Material provided →
□ □ □ □ □
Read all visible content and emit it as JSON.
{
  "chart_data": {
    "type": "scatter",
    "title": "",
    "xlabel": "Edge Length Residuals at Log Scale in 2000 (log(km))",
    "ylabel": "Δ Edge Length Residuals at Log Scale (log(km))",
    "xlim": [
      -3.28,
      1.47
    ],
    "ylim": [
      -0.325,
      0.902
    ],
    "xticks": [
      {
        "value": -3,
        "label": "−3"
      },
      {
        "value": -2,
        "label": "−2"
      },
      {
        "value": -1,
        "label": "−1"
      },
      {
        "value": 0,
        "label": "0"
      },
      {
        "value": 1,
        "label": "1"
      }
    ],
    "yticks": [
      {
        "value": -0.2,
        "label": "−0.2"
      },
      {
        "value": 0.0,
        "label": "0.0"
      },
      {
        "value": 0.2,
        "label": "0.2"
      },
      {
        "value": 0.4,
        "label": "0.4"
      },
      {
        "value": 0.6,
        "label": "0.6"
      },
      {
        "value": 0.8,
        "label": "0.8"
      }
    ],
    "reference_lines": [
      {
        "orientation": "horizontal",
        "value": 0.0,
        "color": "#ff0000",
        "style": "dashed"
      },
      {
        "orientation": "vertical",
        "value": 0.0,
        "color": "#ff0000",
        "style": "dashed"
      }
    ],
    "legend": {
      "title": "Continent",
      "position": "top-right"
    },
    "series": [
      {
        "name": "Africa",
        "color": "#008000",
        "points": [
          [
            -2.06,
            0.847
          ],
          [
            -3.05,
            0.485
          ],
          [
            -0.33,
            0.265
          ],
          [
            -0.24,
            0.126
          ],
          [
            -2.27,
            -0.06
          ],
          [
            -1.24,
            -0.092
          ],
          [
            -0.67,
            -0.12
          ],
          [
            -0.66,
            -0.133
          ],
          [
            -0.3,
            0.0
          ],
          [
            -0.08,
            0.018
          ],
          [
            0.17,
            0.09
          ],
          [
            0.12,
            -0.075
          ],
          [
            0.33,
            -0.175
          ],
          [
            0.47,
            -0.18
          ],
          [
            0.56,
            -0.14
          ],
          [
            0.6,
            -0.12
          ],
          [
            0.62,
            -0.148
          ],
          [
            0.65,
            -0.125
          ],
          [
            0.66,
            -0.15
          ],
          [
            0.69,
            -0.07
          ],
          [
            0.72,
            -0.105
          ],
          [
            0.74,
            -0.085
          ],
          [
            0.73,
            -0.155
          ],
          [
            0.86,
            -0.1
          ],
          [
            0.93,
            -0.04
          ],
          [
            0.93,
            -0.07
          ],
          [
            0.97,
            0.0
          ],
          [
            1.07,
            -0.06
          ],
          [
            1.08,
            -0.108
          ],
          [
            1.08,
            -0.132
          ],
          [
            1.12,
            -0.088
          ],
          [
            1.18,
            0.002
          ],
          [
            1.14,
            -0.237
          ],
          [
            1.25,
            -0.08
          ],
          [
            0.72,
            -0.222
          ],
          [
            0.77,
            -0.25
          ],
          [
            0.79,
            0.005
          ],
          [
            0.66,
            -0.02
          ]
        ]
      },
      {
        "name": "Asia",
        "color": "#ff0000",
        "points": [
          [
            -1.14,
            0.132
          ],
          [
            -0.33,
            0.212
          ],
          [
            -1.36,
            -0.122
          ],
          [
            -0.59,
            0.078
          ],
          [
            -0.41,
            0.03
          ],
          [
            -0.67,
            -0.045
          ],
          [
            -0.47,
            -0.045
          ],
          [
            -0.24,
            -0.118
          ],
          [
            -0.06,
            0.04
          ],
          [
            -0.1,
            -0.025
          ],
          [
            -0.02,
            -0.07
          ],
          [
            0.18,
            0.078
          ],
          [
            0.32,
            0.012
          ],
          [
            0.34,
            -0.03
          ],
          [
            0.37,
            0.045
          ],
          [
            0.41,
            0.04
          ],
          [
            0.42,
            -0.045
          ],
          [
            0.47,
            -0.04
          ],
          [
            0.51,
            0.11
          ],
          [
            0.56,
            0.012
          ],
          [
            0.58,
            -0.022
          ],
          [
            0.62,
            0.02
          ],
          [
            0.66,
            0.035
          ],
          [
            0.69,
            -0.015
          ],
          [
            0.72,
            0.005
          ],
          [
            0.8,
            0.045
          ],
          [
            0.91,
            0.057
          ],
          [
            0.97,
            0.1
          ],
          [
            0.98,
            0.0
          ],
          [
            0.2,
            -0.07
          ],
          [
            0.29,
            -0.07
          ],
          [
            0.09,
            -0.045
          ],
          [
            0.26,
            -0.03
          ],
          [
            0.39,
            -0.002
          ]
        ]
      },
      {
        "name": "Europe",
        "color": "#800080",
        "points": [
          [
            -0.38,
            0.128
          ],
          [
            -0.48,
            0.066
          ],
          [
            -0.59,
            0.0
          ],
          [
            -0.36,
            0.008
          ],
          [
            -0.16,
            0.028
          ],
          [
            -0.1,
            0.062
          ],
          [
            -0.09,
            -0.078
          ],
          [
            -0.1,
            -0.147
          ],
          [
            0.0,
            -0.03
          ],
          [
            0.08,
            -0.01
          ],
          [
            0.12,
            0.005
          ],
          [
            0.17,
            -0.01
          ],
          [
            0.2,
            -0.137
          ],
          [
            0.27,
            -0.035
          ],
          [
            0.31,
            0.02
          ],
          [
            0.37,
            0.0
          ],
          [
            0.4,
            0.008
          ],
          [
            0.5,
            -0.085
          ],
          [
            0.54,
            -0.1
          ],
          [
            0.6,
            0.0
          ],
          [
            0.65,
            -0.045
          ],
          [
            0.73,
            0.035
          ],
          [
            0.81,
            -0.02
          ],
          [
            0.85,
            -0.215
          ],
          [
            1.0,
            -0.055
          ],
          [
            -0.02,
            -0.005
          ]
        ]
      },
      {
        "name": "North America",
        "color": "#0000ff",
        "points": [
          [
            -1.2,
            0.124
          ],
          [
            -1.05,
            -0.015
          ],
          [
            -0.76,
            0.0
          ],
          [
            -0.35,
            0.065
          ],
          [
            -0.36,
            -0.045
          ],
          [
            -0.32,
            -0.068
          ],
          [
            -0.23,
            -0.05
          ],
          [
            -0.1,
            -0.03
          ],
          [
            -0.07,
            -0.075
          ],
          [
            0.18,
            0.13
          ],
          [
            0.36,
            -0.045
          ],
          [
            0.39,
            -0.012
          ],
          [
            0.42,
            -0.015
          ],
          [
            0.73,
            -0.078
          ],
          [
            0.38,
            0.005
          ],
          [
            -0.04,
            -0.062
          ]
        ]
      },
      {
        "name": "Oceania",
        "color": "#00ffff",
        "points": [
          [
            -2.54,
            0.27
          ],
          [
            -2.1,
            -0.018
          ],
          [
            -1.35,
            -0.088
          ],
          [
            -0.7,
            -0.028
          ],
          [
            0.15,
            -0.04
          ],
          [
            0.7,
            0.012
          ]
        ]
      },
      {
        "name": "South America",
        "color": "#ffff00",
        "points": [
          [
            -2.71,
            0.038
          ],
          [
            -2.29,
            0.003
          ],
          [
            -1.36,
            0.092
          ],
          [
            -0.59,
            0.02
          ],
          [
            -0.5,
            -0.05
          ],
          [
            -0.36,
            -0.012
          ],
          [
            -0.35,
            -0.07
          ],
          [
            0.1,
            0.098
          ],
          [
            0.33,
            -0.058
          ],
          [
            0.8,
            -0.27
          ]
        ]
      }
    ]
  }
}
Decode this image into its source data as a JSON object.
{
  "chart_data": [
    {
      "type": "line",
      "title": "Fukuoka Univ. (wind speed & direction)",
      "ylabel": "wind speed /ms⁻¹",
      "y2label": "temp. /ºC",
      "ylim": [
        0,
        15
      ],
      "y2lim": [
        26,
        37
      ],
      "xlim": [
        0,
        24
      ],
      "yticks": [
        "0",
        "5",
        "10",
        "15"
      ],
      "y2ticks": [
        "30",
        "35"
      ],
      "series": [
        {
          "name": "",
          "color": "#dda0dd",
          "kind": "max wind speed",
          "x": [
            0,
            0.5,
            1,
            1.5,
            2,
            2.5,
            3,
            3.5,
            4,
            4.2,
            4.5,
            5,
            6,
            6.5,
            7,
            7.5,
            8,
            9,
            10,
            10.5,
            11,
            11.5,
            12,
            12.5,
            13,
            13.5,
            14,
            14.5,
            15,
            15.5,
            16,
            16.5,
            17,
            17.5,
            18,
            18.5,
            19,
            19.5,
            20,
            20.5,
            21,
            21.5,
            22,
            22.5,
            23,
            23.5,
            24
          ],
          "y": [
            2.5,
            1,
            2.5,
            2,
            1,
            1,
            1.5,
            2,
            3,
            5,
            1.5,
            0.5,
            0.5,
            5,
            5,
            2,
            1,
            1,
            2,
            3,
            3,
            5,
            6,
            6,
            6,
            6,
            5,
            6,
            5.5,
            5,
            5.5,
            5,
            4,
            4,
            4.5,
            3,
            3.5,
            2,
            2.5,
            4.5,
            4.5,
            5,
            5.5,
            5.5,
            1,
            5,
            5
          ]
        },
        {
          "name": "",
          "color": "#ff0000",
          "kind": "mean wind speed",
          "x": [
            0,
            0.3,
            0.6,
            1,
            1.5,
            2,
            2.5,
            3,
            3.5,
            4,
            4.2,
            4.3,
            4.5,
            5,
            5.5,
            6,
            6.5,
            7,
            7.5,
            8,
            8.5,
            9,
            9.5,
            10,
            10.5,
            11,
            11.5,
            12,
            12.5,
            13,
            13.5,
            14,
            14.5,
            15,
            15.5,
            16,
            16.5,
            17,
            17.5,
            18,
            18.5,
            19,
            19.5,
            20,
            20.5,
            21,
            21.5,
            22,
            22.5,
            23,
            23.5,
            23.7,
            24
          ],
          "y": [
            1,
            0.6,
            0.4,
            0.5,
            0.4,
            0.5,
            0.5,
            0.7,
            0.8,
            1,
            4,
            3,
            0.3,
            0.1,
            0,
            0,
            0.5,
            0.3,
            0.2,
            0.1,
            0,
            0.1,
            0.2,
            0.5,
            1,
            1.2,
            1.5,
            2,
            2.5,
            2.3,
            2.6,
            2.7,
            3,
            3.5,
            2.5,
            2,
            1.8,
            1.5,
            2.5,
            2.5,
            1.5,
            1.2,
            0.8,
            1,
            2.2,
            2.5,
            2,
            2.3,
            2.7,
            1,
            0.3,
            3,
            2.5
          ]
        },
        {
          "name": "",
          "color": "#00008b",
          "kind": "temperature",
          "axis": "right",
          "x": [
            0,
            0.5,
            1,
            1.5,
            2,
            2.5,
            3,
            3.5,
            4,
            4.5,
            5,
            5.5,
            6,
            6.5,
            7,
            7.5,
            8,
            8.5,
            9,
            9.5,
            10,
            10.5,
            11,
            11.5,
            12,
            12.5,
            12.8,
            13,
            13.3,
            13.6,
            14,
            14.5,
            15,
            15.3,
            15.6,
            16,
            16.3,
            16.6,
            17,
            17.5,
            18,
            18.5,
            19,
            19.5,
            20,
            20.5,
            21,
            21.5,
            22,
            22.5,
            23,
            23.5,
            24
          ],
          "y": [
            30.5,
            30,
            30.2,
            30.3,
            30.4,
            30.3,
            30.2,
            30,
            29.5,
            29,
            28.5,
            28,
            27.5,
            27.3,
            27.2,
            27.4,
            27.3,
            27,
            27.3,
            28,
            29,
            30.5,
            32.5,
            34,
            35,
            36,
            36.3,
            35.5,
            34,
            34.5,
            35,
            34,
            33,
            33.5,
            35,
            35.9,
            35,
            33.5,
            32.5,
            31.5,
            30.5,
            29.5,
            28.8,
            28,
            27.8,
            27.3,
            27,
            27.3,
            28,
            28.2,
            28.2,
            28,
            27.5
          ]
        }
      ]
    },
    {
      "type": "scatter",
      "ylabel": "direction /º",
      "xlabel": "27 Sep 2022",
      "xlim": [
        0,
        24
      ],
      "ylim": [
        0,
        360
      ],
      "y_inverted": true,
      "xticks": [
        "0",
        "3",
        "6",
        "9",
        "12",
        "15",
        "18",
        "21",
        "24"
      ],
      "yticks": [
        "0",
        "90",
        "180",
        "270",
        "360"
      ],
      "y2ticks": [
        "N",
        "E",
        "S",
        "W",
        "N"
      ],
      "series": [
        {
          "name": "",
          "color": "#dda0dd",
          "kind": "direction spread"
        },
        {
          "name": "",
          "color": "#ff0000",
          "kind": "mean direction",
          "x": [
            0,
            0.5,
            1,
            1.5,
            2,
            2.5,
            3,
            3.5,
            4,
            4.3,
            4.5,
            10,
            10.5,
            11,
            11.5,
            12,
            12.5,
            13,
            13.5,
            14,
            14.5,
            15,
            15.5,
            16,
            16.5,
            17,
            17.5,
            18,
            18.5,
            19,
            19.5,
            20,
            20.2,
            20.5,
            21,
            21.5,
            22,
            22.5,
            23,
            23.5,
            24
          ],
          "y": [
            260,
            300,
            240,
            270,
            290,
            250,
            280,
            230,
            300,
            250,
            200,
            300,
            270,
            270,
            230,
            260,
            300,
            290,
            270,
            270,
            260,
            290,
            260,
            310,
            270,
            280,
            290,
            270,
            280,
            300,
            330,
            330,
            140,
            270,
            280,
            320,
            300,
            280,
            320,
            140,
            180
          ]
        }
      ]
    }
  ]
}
□ □ □ □ □
Problem to solve → Pick out every line holding the string "Residuals" and return it.

Result of this task →
    "xlabel": "Edge Length Residuals at Log Scale in 2000 (log(km))",
    "ylabel": "Δ Edge Length Residuals at Log Scale (log(km))",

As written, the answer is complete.